Stored data:

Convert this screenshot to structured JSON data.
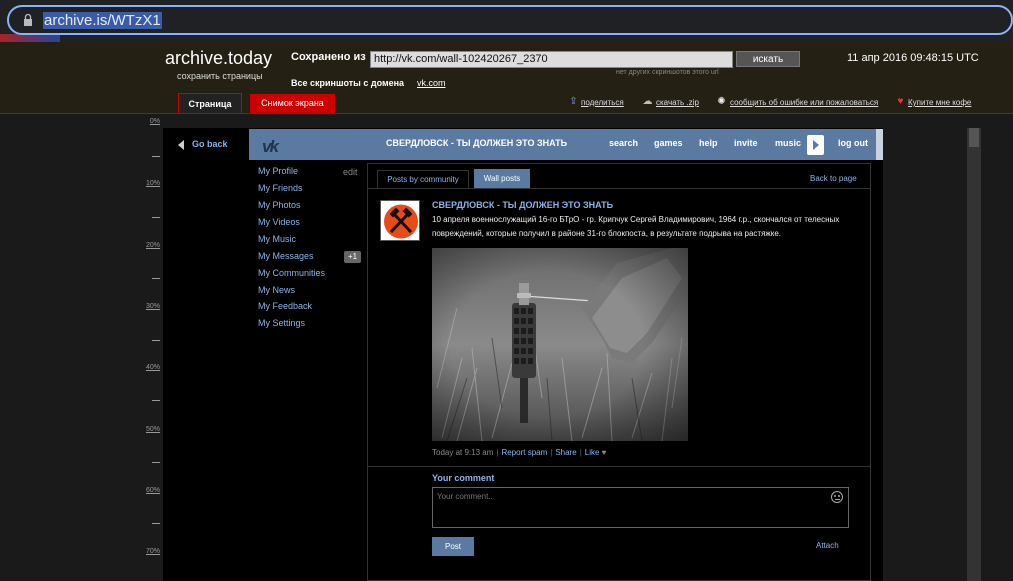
{
  "browser": {
    "url": "archive.is/WTzX1"
  },
  "archive": {
    "title": "archive.today",
    "subtitle": "сохранить страницы",
    "saved_from_label": "Сохранено из",
    "saved_url": "http://vk.com/wall-102420267_2370",
    "search_button": "искать",
    "no_other": "нет других скриншотов этого url",
    "all_screenshots_label": "Все скриншоты  с домена",
    "domain": "vk.com",
    "date": "11 апр 2016 09:48:15 UTC",
    "tab_page": "Страница",
    "tab_screenshot": "Снимок экрана",
    "share": "поделиться",
    "download": "скачать .zip",
    "report": "сообщить об ошибке или пожаловаться",
    "coffee": "Купите мне кофе",
    "accent": "#cc0000"
  },
  "ruler": {
    "labels": [
      "0%",
      "10%",
      "20%",
      "30%",
      "40%",
      "50%",
      "60%",
      "70%"
    ]
  },
  "vk": {
    "logo": "vk",
    "brand_color": "#5b7aa2",
    "group_title": "СВЕРДЛОВСК - ТЫ ДОЛЖЕН ЭТО ЗНАТЬ",
    "nav": [
      "search",
      "games",
      "help",
      "invite",
      "music",
      "log out"
    ],
    "go_back": "Go back",
    "menu_edit": "edit",
    "menu": [
      "My Profile",
      "My Friends",
      "My Photos",
      "My Videos",
      "My Music",
      "My Messages",
      "My Communities",
      "My News",
      "My Feedback",
      "My Settings"
    ],
    "messages_badge": "+1",
    "tabs": {
      "community": "Posts by community",
      "wall": "Wall posts"
    },
    "back_to_page": "Back to page",
    "post": {
      "author": "СВЕРДЛОВСК - ТЫ ДОЛЖЕН ЭТО ЗНАТЬ",
      "text": "10 апреля военнослужащий 16-го БТрО - гр. Крипчук Сергей Владимирович, 1964 г.р., скончался от телесных повреждений, которые получил в районе 31-го блокпоста, в результате подрыва на растяжке.",
      "time": "Today at 9:13 am",
      "report_spam": "Report spam",
      "share": "Share",
      "like": "Like"
    },
    "comment": {
      "heading": "Your comment",
      "placeholder": "Your comment..",
      "post_button": "Post",
      "attach": "Attach"
    }
  }
}
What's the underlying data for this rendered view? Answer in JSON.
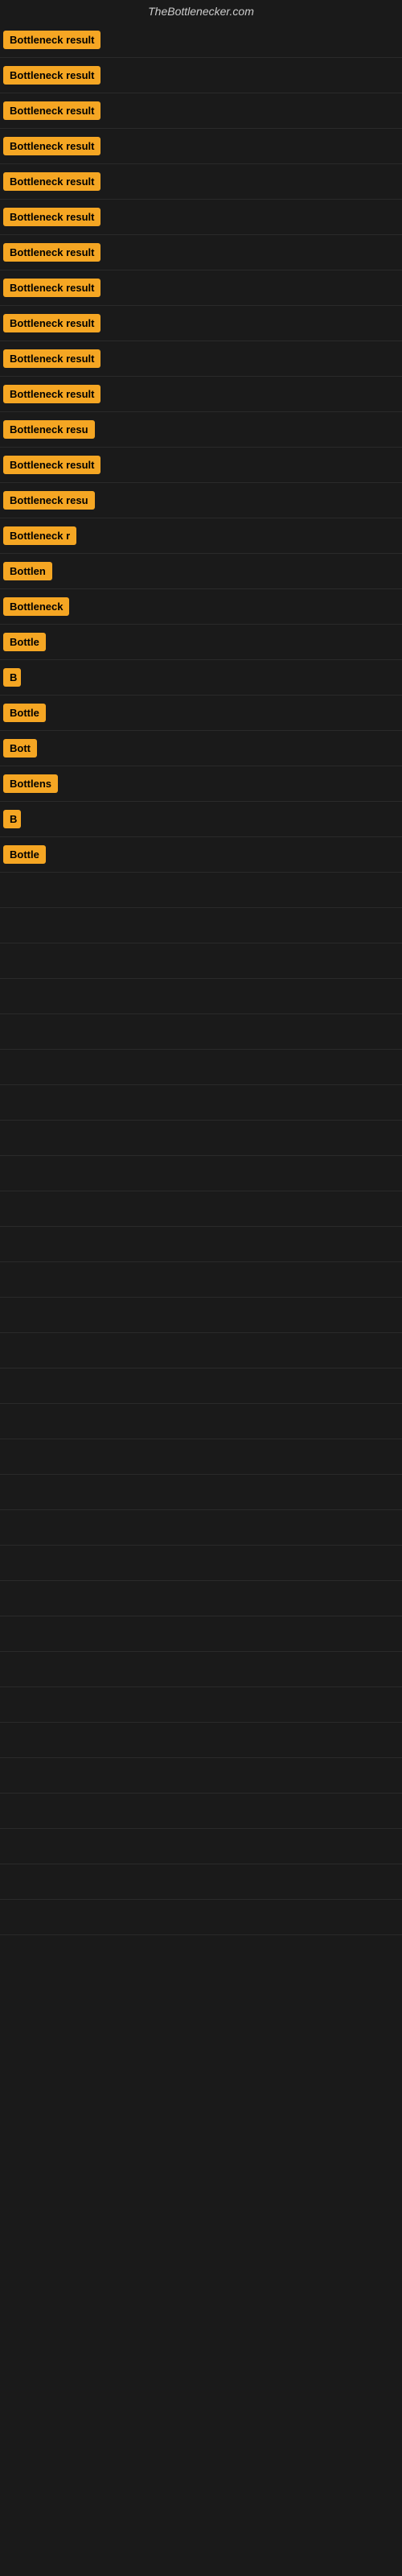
{
  "site": {
    "title": "TheBottlenecker.com"
  },
  "rows": [
    {
      "id": 1,
      "badge_text": "Bottleneck result",
      "truncated": false
    },
    {
      "id": 2,
      "badge_text": "Bottleneck result",
      "truncated": false
    },
    {
      "id": 3,
      "badge_text": "Bottleneck result",
      "truncated": false
    },
    {
      "id": 4,
      "badge_text": "Bottleneck result",
      "truncated": false
    },
    {
      "id": 5,
      "badge_text": "Bottleneck result",
      "truncated": false
    },
    {
      "id": 6,
      "badge_text": "Bottleneck result",
      "truncated": false
    },
    {
      "id": 7,
      "badge_text": "Bottleneck result",
      "truncated": false
    },
    {
      "id": 8,
      "badge_text": "Bottleneck result",
      "truncated": false
    },
    {
      "id": 9,
      "badge_text": "Bottleneck result",
      "truncated": false
    },
    {
      "id": 10,
      "badge_text": "Bottleneck result",
      "truncated": false
    },
    {
      "id": 11,
      "badge_text": "Bottleneck result",
      "truncated": false
    },
    {
      "id": 12,
      "badge_text": "Bottleneck resu",
      "truncated": true
    },
    {
      "id": 13,
      "badge_text": "Bottleneck result",
      "truncated": true,
      "max_width": 140
    },
    {
      "id": 14,
      "badge_text": "Bottleneck resu",
      "truncated": true,
      "max_width": 130
    },
    {
      "id": 15,
      "badge_text": "Bottleneck r",
      "truncated": true,
      "max_width": 110
    },
    {
      "id": 16,
      "badge_text": "Bottlen",
      "truncated": true,
      "max_width": 80
    },
    {
      "id": 17,
      "badge_text": "Bottleneck",
      "truncated": true,
      "max_width": 90
    },
    {
      "id": 18,
      "badge_text": "Bottle",
      "truncated": true,
      "max_width": 65
    },
    {
      "id": 19,
      "badge_text": "B",
      "truncated": true,
      "max_width": 22
    },
    {
      "id": 20,
      "badge_text": "Bottle",
      "truncated": true,
      "max_width": 65
    },
    {
      "id": 21,
      "badge_text": "Bott",
      "truncated": true,
      "max_width": 50
    },
    {
      "id": 22,
      "badge_text": "Bottlens",
      "truncated": true,
      "max_width": 78
    },
    {
      "id": 23,
      "badge_text": "B",
      "truncated": true,
      "max_width": 22
    },
    {
      "id": 24,
      "badge_text": "Bottle",
      "truncated": true,
      "max_width": 60
    }
  ],
  "empty_rows": 30
}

§ WHAT YOU ARE ASKED TO DO
Gather every line from the listing above in which "comment" appears, and copy those lines.

§ RESULT FOR THIS EXERCISE
    "comment": {
      "heading": "Your comment",
      "placeholder": "Your comment..",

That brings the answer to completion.